DIRECTION: Collect each line containing "乙方领取上述各项费用后".

↓↓↓

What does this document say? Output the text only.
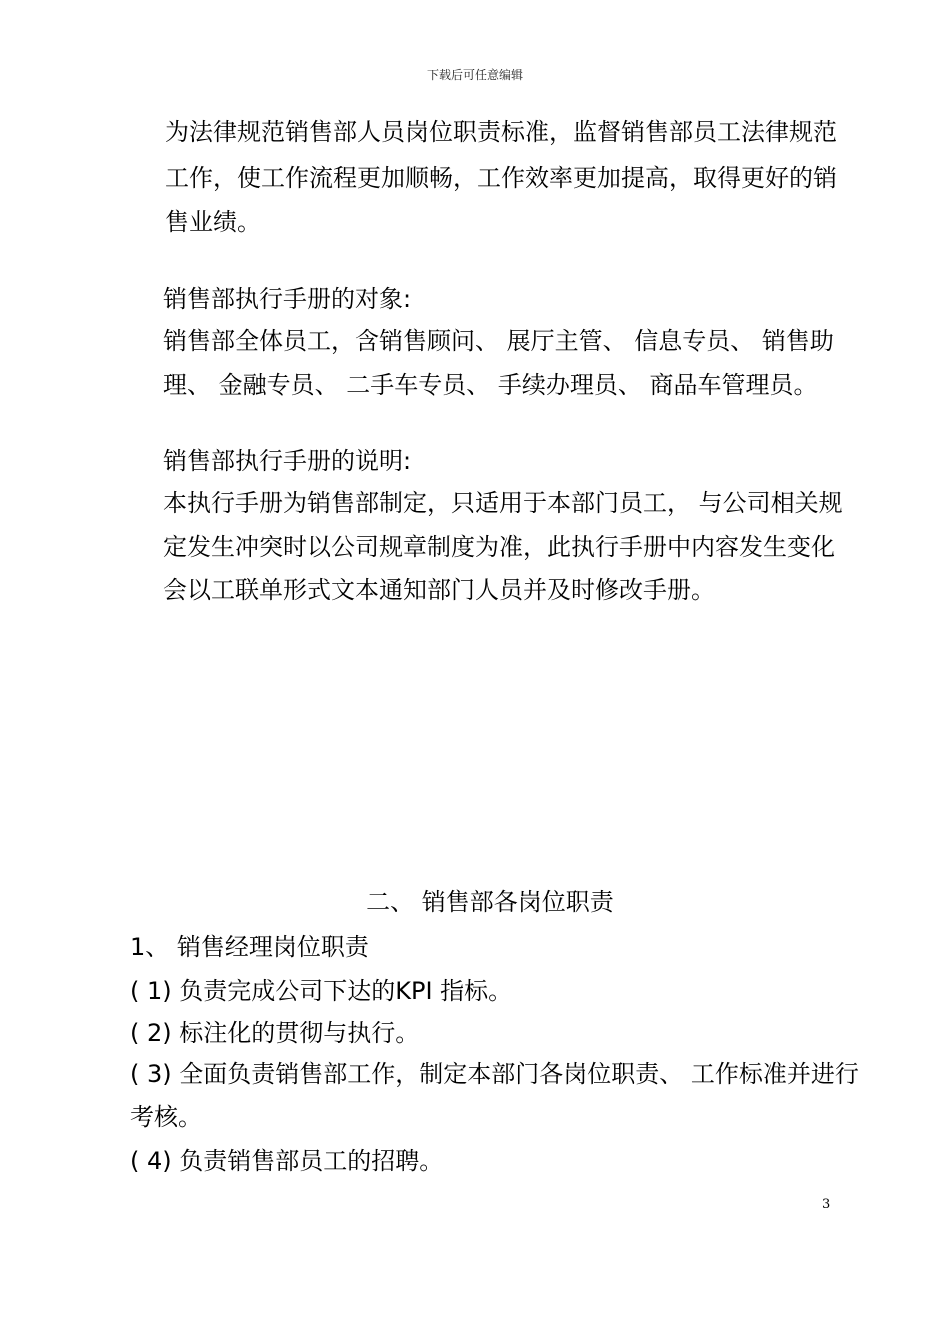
下载后可任意编辑
为法律规范销售部人员岗位职责标准，监督销售部员工法律规范
工作，使工作流程更加顺畅，工作效率更加提高，取得更好的销
售业绩。
销售部执行手册的对象:
销售部全体员工，含销售顾问、 展厅主管、 信息专员、 销售助
理、 金融专员、 二手车专员、 手续办理员、 商品车管理员。
销售部执行手册的说明:
本执行手册为销售部制定，只适用于本部门员工， 与公司相关规
定发生冲突时以公司规章制度为准，此执行手册中内容发生变化
会以工联单形式文本通知部门人员并及时修改手册。
二、 销售部各岗位职责
1、 销售经理岗位职责
( 1) 负责完成公司下达的KPI 指标。
( 2) 标注化的贯彻与执行。
( 3) 全面负责销售部工作，制定本部门各岗位职责、 工作标准并进行
考核。
( 4) 负责销售部员工的招聘。
3
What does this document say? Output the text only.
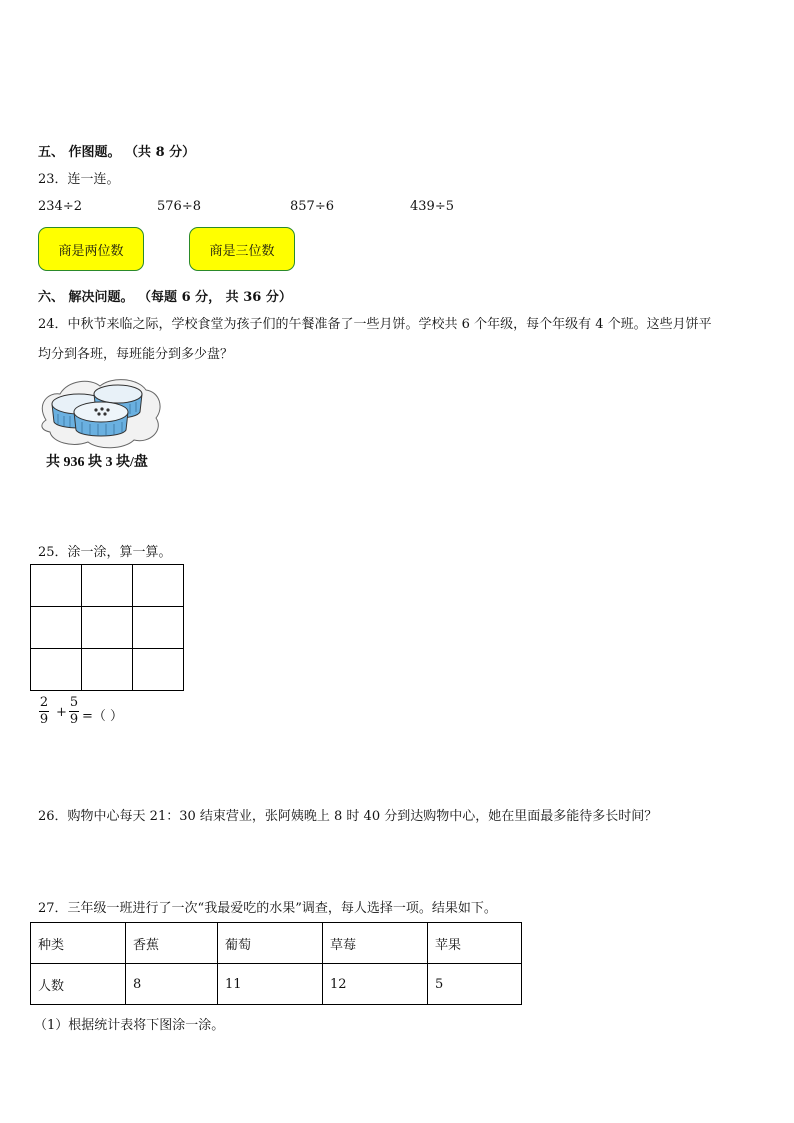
五、 作图题。 （共 8 分）
23．连一连。
234÷2	576÷8	857÷6	439÷5
商是两位数	商是三位数
六、 解决问题。 （每题 6 分， 共 36 分）
24．中秋节来临之际，学校食堂为孩子们的午餐准备了一些月饼。学校共 6 个年级，每个年级有 4 个班。这些月饼平
均分到各班，每班能分到多少盘？
共 936 块 3 块/盘
25．涂一涂，算一算。

2
9 +
5
9 =（ ）
26．购物中心每天 21：30 结束营业，张阿姨晚上 8 时 40 分到达购物中心，她在里面最多能待多长时间？
27．三年级一班进行了一次“我最爱吃的水果”调查，每人选择一项。结果如下。
种类	香蕉	葡萄	草莓	苹果
人数	8	11	12	5
（1）根据统计表将下图涂一涂。
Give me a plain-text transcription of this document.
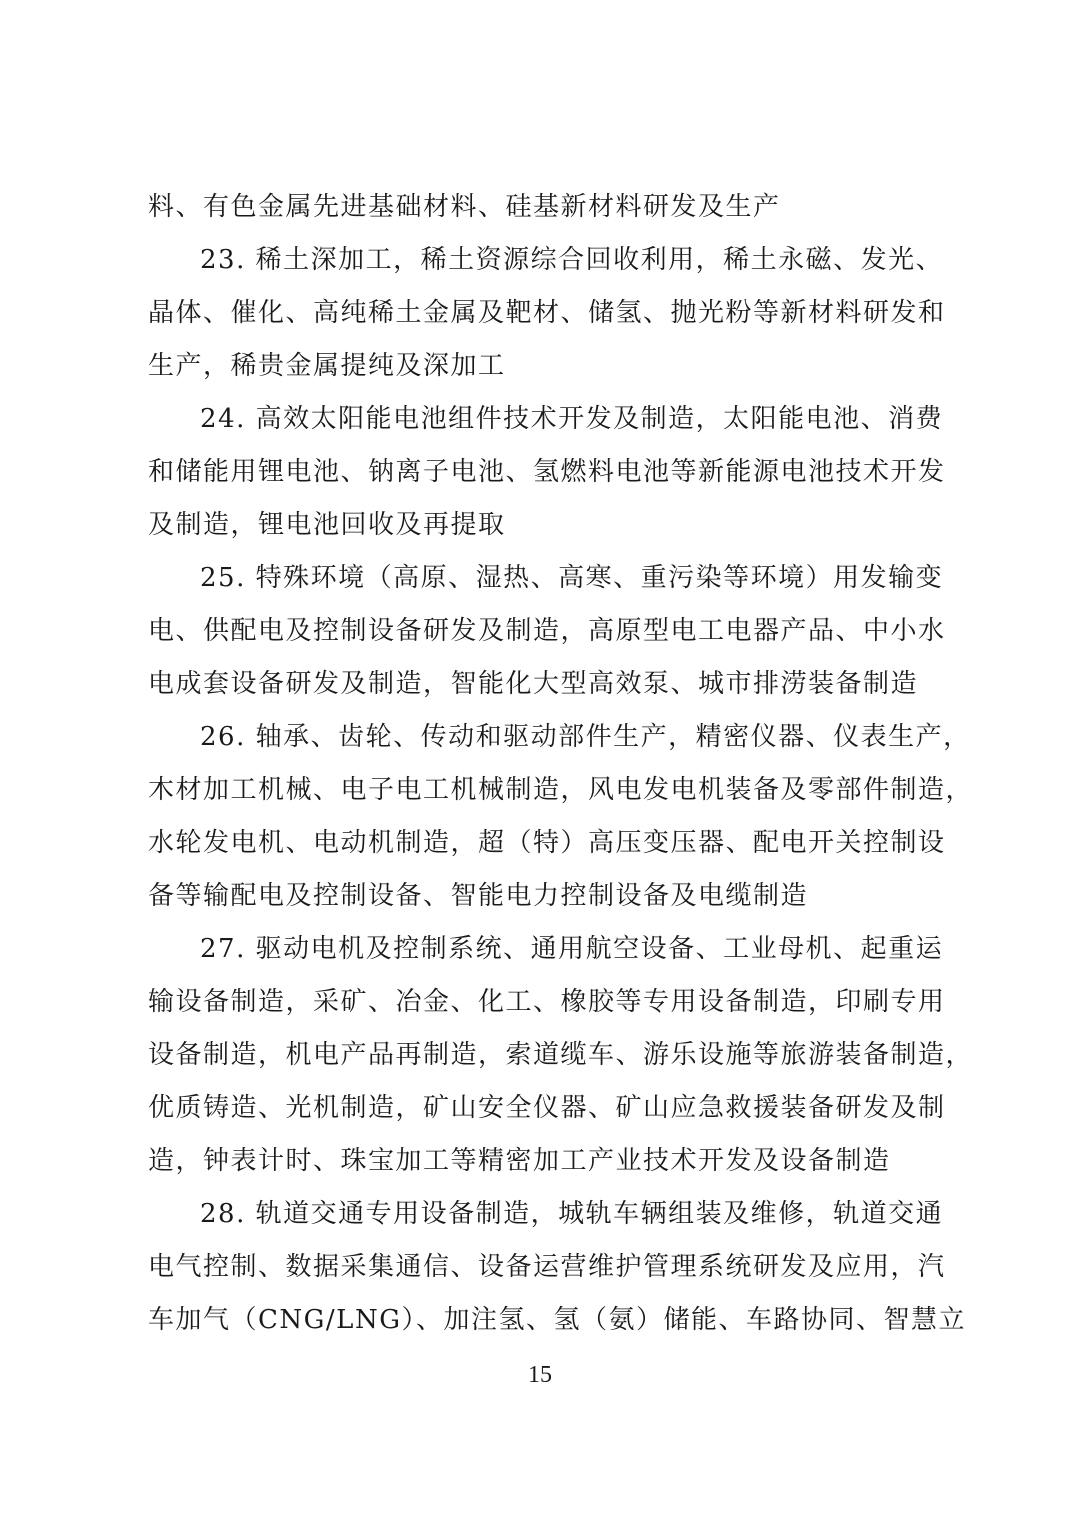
料、有色金属先进基础材料、硅基新材料研发及生产
23. 稀土深加工，稀土资源综合回收利用，稀土永磁、发光、
晶体、催化、高纯稀土金属及靶材、储氢、抛光粉等新材料研发和
生产，稀贵金属提纯及深加工
24. 高效太阳能电池组件技术开发及制造，太阳能电池、消费
和储能用锂电池、钠离子电池、氢燃料电池等新能源电池技术开发
及制造，锂电池回收及再提取
25. 特殊环境（高原、湿热、高寒、重污染等环境）用发输变
电、供配电及控制设备研发及制造，高原型电工电器产品、中小水
电成套设备研发及制造，智能化大型高效泵、城市排涝装备制造
26. 轴承、齿轮、传动和驱动部件生产，精密仪器、仪表生产，
木材加工机械、电子电工机械制造，风电发电机装备及零部件制造，
水轮发电机、电动机制造，超（特）高压变压器、配电开关控制设
备等输配电及控制设备、智能电力控制设备及电缆制造
27. 驱动电机及控制系统、通用航空设备、工业母机、起重运
输设备制造，采矿、冶金、化工、橡胶等专用设备制造，印刷专用
设备制造，机电产品再制造，索道缆车、游乐设施等旅游装备制造，
优质铸造、光机制造，矿山安全仪器、矿山应急救援装备研发及制
造，钟表计时、珠宝加工等精密加工产业技术开发及设备制造
28. 轨道交通专用设备制造，城轨车辆组装及维修，轨道交通
电气控制、数据采集通信、设备运营维护管理系统研发及应用，汽
车加气（CNG/LNG）、加注氢、氢（氨）储能、车路协同、智慧立
15
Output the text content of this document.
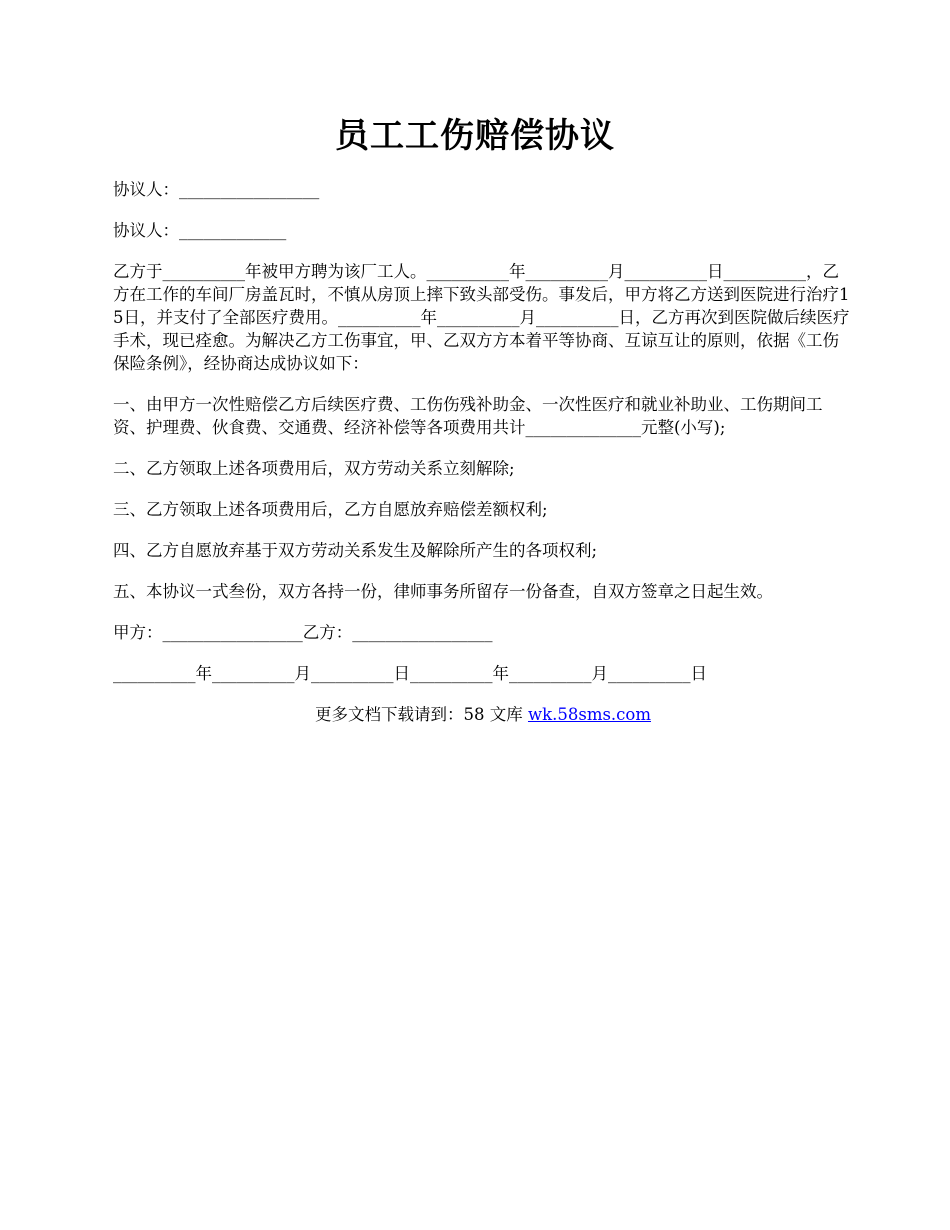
员工工伤赔偿协议

协议人：_________________

协议人：_____________

乙方于__________年被甲方聘为该厂工人。__________年__________月__________日__________，乙方在工作的车间厂房盖瓦时，不慎从房顶上摔下致头部受伤。事发后，甲方将乙方送到医院进行治疗15日，并支付了全部医疗费用。__________年__________月__________日，乙方再次到医院做后续医疗手术，现已痊愈。为解决乙方工伤事宜，甲、乙双方方本着平等协商、互谅互让的原则，依据《工伤保险条例》，经协商达成协议如下：

一、由甲方一次性赔偿乙方后续医疗费、工伤伤残补助金、一次性医疗和就业补助业、工伤期间工资、护理费、伙食费、交通费、经济补偿等各项费用共计______________元整(小写);

二、乙方领取上述各项费用后，双方劳动关系立刻解除;

三、乙方领取上述各项费用后，乙方自愿放弃赔偿差额权利;

四、乙方自愿放弃基于双方劳动关系发生及解除所产生的各项权利;

五、本协议一式叁份，双方各持一份，律师事务所留存一份备查，自双方签章之日起生效。

甲方：_________________乙方：_________________

__________年__________月__________日__________年__________月__________日

更多文档下载请到：58 文库 wk.58sms.com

↑↑↑

EXPECTED ANSWER:
二、乙方领取上述各项费用后，双方劳动关系立刻解除;
三、乙方领取上述各项费用后，乙方自愿放弃赔偿差额权利;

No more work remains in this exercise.